■ Texte à lire
Prendre le temps de l’écoute

Pour Stéphane Goulet, une offre globale repose avant tout sur une étude attentive des desiderata, formulés ou non, du client. « L’écoute est importante. L’offre globale s’appuie en partie sur la disparition du distinguo entre l’intérieur et l’extérieur de l’habitation. Pour y parvenir, une réflexion sur le long terme est incontournable.»

La relation qu’entretient le client avec le bureau d’études durant le processus de vente s’avère donc déterminante. « Savoir écouter est tout simplement fondamental ! », rappelle le coordinateur du groupement L’esprit piscine. « Il est encore trop fréquent qu’un prospect mettant l’accent sur l’intégration de son bassin soit confronté à un interlocuteur qui ne porte qu’un discours technique. On peut faire l’analogie avec la voiture : personne ne regarde dans le moteur car on sait qu’il fonctionne. Toute l’attention est portée sur le confort et l’aspect du véhicule. » La partie technique est incontournable, il incombe au piscinier de la maîtriser parfaitement. Mais il convient de reléguer cet aspect au second plan face à un client qui n’y accorde pas forcément beaucoup d’importance. Il faut être capable de lui tenir un discours global intégrateur en l’emmenant notamment voir des réalisations pour qu’il puisse appréhender concrètement le travail paysager autour d’un bassin. Pierre Giguet nuance quelque peu ce constat. « Effectivement, le piscinier axe son argumentaire beaucoup moins sur la technique que sur le rêve. Mais attention ! Il convient malgré tout de bien définir techniquement l’équipement et la configuration du bassin dans le devis. » Il faut conserver une dimension concrète dans son approche, quitte à ce qu’elle n’arrive qu’à la fin du premier rendez-vous. C’est un moyen de rassurer le client mais également de limiter les incompréhensions et les conflits potentiels.

■ Lignes répertoriées
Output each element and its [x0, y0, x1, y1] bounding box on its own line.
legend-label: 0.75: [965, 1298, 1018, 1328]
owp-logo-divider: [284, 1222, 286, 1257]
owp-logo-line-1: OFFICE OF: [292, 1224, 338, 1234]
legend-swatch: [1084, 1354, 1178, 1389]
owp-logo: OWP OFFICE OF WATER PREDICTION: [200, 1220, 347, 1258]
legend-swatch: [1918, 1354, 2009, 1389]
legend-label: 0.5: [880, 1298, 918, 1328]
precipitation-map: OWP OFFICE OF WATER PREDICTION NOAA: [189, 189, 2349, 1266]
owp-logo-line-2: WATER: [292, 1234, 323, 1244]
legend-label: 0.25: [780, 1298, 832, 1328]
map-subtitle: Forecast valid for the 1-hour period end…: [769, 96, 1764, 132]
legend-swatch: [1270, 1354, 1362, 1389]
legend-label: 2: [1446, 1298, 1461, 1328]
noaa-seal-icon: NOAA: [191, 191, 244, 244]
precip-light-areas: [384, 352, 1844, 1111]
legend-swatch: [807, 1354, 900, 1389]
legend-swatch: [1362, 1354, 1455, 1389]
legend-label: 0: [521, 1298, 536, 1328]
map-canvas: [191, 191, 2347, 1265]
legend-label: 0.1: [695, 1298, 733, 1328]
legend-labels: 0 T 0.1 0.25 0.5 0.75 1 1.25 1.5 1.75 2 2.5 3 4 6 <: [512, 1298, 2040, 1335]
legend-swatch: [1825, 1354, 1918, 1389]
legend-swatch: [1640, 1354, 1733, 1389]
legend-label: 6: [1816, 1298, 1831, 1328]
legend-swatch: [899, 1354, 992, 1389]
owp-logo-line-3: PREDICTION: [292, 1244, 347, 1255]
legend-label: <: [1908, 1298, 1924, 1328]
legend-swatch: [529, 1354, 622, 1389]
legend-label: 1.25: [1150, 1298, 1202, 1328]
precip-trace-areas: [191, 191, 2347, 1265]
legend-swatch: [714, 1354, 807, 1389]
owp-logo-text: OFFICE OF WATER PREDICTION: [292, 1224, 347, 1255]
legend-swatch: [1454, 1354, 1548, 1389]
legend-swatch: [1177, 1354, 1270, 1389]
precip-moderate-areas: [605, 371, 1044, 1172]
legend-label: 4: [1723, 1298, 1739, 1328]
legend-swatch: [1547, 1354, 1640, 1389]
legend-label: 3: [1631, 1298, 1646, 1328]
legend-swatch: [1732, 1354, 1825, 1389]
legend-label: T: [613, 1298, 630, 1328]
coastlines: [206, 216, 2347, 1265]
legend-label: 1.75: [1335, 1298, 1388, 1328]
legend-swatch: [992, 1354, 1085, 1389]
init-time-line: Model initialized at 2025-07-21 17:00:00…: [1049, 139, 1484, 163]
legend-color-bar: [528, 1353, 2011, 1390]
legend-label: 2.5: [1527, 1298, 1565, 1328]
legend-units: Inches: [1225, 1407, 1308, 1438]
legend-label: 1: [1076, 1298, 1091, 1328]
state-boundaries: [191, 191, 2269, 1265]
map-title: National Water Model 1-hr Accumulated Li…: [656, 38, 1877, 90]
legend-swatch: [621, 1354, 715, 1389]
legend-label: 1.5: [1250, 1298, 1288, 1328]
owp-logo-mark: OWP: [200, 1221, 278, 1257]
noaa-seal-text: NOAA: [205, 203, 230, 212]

■ Exercice 1
Répondez à ces questions sur le texte consacré à l’écoute du client :
(a) Selon Stéphane Goulet, sur quoi repose avant tout une offre globale ?
(b) À quoi est comparé le bassin dans l’analogie du texte ?
(c) D’après Pierre Giguet, que faut-il bien définir techniquement dans le devis ?
■ Exercice 2
Ces affirmations concordent-elles avec le texte consacré à l’écoute du client ? Répondez par oui ou non et citez les mots du texte qui tranchent.
(a) On regarde dans le moteur d’une voiture pour vérifier qu’il fonctionne.
(b) Le piscinier doit parfaitement maîtriser la partie technique.
(c) La dimension concrète doit être abordée dès le début du premier rendez-vous.
■ Exercice 3
Prolongez le texte consacré à l’écoute du client à partir de sa dernière phrase.

■ Réponse finale 1
(a) Sur une étude attentive des desiderata, formulés ou non, du client.
(b) À la voiture.
(c) L’équipement et la configuration du bassin.

■ Réponse finale 2
(a) Non : « personne ne regarde dans le moteur car on sait qu’il fonctionne ».
(b) Oui : « il incombe au piscinier de la maîtriser parfaitement ».
(c) Non : « quitte à ce qu’elle n’arrive qu’à la fin du premier rendez-vous ».

■ Réponse finale 3
La genèse d’un projet global peut s’avérer dans les faits extrêmement longue. D’où l’importance de cerner rapidement la capacité financière du prospect. « Il faut être en phase avec les attentes du client, mais aussi avec son budget. Sinon, la vente ne se concrétise pas et le professionnel aura perdu son temps. »

Un accueil irréprochable et un showroom qualitatif

Pour proposer une offre complète, il faut une réelle qualité de service et d’accueil mais aussi un showroom de qualité afin que le prospect puisse se projeter et imaginer son bassin. Serge Renard, gérant de l’entreprise Côté Jardin, détaille ainsi son processus de vente : « Le premier rendez-vous a lieu chez les particuliers, c’est l’occasion d’écouter leurs idées sur leur projet. Le deuxième rendez-vous s’effectue, lui, dans le magasin où l’on laisse le prospect visiter le showroom. C’est l’occasion de valoriser notre savoir-faire : nous lui montrons ainsi ce que nous sommes capables de réaliser et la qualité de nos prestations. »

Moduler la réponse faite au client

Il peut être effrayant de proposer dès le premier contact une offre globale. Il convient donc de faire attention à ne pas présenter directement ce concept. Pour Serge Renard, « Il faut laisser venir le client, qu’il évolue doucement dans son projet. Il est ainsi tout à fait possible de vendre une piscine sans jardin ou de réaliser l’aménagement d’un jardin sans piscine. » Coralie Giguet, de l’entreprise Aloha Piscine, poursuit cette même logique. « Il ne faut pas occulter le fait que l’intégration paysagère peut poser un problème de budget pour nombre de particuliers. Il est possible de s’entendre dire qu’il ne faut pas réaliser de suite les abords pour pouvoir rentrer dans le budget imparti initialement par le client. »

À ce sujet, Joëlle Pulinx attire l’attention des autres participants sur le coût de création, mais aussi d’entretien, que représentent les abords d’une piscine. « Dans les faits, il est possible que le prospect se cantonne souvent à la réalisation de la plage et n’entreprend pas celle des abords globaux du bassin, faute de moyens. Il convient de rappeler que la clientèle piscine est assez équilibrée entre les CSP+ d’une part et les ouvriers/retraités d’autre part. »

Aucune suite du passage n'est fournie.